◆ Goal of the exercise: Each entry below is to be duplicated verbatim.

Figure record extracts:
>> Start
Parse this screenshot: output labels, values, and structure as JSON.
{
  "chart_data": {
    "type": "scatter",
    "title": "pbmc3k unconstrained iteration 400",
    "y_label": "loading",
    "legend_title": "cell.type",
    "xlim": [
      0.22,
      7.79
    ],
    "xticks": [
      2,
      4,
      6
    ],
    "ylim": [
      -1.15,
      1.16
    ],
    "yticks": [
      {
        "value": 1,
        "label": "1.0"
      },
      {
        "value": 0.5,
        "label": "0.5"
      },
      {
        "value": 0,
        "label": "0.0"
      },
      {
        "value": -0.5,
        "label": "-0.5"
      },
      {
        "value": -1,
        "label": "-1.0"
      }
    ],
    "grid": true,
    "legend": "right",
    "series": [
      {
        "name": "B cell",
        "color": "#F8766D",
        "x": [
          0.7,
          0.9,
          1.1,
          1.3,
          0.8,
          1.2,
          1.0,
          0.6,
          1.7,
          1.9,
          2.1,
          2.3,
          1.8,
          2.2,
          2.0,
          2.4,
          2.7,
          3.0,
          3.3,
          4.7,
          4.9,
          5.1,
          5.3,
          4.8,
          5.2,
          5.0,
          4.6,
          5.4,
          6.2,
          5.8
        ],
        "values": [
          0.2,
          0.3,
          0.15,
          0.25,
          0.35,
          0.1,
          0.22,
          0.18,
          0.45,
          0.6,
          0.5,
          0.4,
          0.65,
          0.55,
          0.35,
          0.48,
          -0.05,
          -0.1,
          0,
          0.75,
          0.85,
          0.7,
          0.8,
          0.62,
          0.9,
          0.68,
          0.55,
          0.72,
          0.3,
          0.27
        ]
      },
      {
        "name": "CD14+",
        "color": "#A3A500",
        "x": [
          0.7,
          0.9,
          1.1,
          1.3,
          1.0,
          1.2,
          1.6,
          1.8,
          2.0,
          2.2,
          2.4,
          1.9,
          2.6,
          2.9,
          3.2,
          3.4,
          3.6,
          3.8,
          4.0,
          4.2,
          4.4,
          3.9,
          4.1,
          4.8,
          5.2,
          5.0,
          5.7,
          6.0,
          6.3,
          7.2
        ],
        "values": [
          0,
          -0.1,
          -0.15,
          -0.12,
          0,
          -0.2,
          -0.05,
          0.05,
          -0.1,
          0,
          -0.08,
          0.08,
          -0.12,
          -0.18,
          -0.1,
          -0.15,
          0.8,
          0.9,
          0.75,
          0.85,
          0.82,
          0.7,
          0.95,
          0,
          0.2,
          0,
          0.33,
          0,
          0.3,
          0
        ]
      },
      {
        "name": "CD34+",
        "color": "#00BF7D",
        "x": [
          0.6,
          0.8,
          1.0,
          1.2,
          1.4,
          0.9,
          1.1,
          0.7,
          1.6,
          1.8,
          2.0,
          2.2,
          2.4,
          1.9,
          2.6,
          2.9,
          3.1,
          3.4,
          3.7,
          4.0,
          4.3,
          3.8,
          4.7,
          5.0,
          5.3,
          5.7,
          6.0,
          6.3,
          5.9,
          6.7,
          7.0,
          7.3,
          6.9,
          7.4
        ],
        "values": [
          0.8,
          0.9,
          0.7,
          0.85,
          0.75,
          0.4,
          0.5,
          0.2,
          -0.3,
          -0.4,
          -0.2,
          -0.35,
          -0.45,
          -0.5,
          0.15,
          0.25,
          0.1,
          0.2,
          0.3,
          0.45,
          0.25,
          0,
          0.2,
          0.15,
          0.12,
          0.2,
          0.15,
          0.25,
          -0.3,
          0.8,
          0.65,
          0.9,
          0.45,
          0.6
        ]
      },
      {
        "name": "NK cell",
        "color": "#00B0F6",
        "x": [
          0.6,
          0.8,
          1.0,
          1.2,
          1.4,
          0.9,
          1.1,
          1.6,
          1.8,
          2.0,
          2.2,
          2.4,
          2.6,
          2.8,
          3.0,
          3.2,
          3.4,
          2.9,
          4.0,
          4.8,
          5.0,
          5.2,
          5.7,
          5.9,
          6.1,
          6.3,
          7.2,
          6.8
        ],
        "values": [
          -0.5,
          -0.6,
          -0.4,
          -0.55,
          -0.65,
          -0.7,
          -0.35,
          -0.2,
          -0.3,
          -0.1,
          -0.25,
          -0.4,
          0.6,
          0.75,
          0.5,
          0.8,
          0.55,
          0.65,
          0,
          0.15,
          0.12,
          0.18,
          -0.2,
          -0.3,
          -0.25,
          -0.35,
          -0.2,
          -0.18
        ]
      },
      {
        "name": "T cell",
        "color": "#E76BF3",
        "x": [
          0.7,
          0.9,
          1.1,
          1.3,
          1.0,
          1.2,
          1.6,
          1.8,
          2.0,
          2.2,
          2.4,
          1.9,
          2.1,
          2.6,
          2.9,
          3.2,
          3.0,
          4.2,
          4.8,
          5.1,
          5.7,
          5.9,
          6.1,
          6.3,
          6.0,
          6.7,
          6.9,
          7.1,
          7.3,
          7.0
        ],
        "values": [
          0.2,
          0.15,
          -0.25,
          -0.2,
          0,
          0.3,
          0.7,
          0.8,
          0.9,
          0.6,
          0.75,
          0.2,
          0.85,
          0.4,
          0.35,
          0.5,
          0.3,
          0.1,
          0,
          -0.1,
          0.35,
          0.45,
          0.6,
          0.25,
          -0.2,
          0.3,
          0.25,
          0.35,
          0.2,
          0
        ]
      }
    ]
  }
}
>> End
◆ Full answer:
Parse this screenshot: output labels, values, and structure as JSON.
{
  "chart_data": {
    "type": "scatter",
    "title": "pbmc3k unconstrained iteration 400",
    "y_label": "loading",
    "legend_title": "cell.type",
    "xlim": [
      0.22,
      7.79
    ],
    "xticks": [
      2,
      4,
      6
    ],
    "ylim": [
      -1.15,
      1.16
    ],
    "yticks": [
      {
        "value": 1,
        "label": "1.0"
      },
      {
        "value": 0.5,
        "label": "0.5"
      },
      {
        "value": 0,
        "label": "0.0"
      },
      {
        "value": -0.5,
        "label": "-0.5"
      },
      {
        "value": -1,
        "label": "-1.0"
      }
    ],
    "grid": true,
    "legend": "right",
    "series": [
      {
        "name": "B cell",
        "color": "#F8766D",
        "x": [
          0.7,
          0.9,
          1.1,
          1.3,
          0.8,
          1.2,
          1.0,
          0.6,
          1.7,
          1.9,
          2.1,
          2.3,
          1.8,
          2.2,
          2.0,
          2.4,
          2.7,
          3.0,
          3.3,
          4.7,
          4.9,
          5.1,
          5.3,
          4.8,
          5.2,
          5.0,
          4.6,
          5.4,
          6.2,
          5.8
        ],
        "values": [
          0.2,
          0.3,
          0.15,
          0.25,
          0.35,
          0.1,
          0.22,
          0.18,
          0.45,
          0.6,
          0.5,
          0.4,
          0.65,
          0.55,
          0.35,
          0.48,
          -0.05,
          -0.1,
          0,
          0.75,
          0.85,
          0.7,
          0.8,
          0.62,
          0.9,
          0.68,
          0.55,
          0.72,
          0.3,
          0.27
        ]
      },
      {
        "name": "CD14+",
        "color": "#A3A500",
        "x": [
          0.7,
          0.9,
          1.1,
          1.3,
          1.0,
          1.2,
          1.6,
          1.8,
          2.0,
          2.2,
          2.4,
          1.9,
          2.6,
          2.9,
          3.2,
          3.4,
          3.6,
          3.8,
          4.0,
          4.2,
          4.4,
          3.9,
          4.1,
          4.8,
          5.2,
          5.0,
          5.7,
          6.0,
          6.3,
          7.2
        ],
        "values": [
          0,
          -0.1,
          -0.15,
          -0.12,
          0,
          -0.2,
          -0.05,
          0.05,
          -0.1,
          0,
          -0.08,
          0.08,
          -0.12,
          -0.18,
          -0.1,
          -0.15,
          0.8,
          0.9,
          0.75,
          0.85,
          0.82,
          0.7,
          0.95,
          0,
          0.2,
          0,
          0.33,
          0,
          0.3,
          0
        ]
      },
      {
        "name": "CD34+",
        "color": "#00BF7D",
        "x": [
          0.6,
          0.8,
          1.0,
          1.2,
          1.4,
          0.9,
          1.1,
          0.7,
          1.6,
          1.8,
          2.0,
          2.2,
          2.4,
          1.9,
          2.6,
          2.9,
          3.1,
          3.4,
          3.7,
          4.0,
          4.3,
          3.8,
          4.7,
          5.0,
          5.3,
          5.7,
          6.0,
          6.3,
          5.9,
          6.7,
          7.0,
          7.3,
          6.9,
          7.4
        ],
        "values": [
          0.8,
          0.9,
          0.7,
          0.85,
          0.75,
          0.4,
          0.5,
          0.2,
          -0.3,
          -0.4,
          -0.2,
          -0.35,
          -0.45,
          -0.5,
          0.15,
          0.25,
          0.1,
          0.2,
          0.3,
          0.45,
          0.25,
          0,
          0.2,
          0.15,
          0.12,
          0.2,
          0.15,
          0.25,
          -0.3,
          0.8,
          0.65,
          0.9,
          0.45,
          0.6
        ]
      },
      {
        "name": "NK cell",
        "color": "#00B0F6",
        "x": [
          0.6,
          0.8,
          1.0,
          1.2,
          1.4,
          0.9,
          1.1,
          1.6,
          1.8,
          2.0,
          2.2,
          2.4,
          2.6,
          2.8,
          3.0,
          3.2,
          3.4,
          2.9,
          4.0,
          4.8,
          5.0,
          5.2,
          5.7,
          5.9,
          6.1,
          6.3,
          7.2,
          6.8
        ],
        "values": [
          -0.5,
          -0.6,
          -0.4,
          -0.55,
          -0.65,
          -0.7,
          -0.35,
          -0.2,
          -0.3,
          -0.1,
          -0.25,
          -0.4,
          0.6,
          0.75,
          0.5,
          0.8,
          0.55,
          0.65,
          0,
          0.15,
          0.12,
          0.18,
          -0.2,
          -0.3,
          -0.25,
          -0.35,
          -0.2,
          -0.18
        ]
      },
      {
        "name": "T cell",
        "color": "#E76BF3",
        "x": [
          0.7,
          0.9,
          1.1,
          1.3,
          1.0,
          1.2,
          1.6,
          1.8,
          2.0,
          2.2,
          2.4,
          1.9,
          2.1,
          2.6,
          2.9,
          3.2,
          3.0,
          4.2,
          4.8,
          5.1,
          5.7,
          5.9,
          6.1,
          6.3,
          6.0,
          6.7,
          6.9,
          7.1,
          7.3,
          7.0
        ],
        "values": [
          0.2,
          0.15,
          -0.25,
          -0.2,
          0,
          0.3,
          0.7,
          0.8,
          0.9,
          0.6,
          0.75,
          0.2,
          0.85,
          0.4,
          0.35,
          0.5,
          0.3,
          0.1,
          0,
          -0.1,
          0.35,
          0.45,
          0.6,
          0.25,
          -0.2,
          0.3,
          0.25,
          0.35,
          0.2,
          0
        ]
      }
    ]
  }
}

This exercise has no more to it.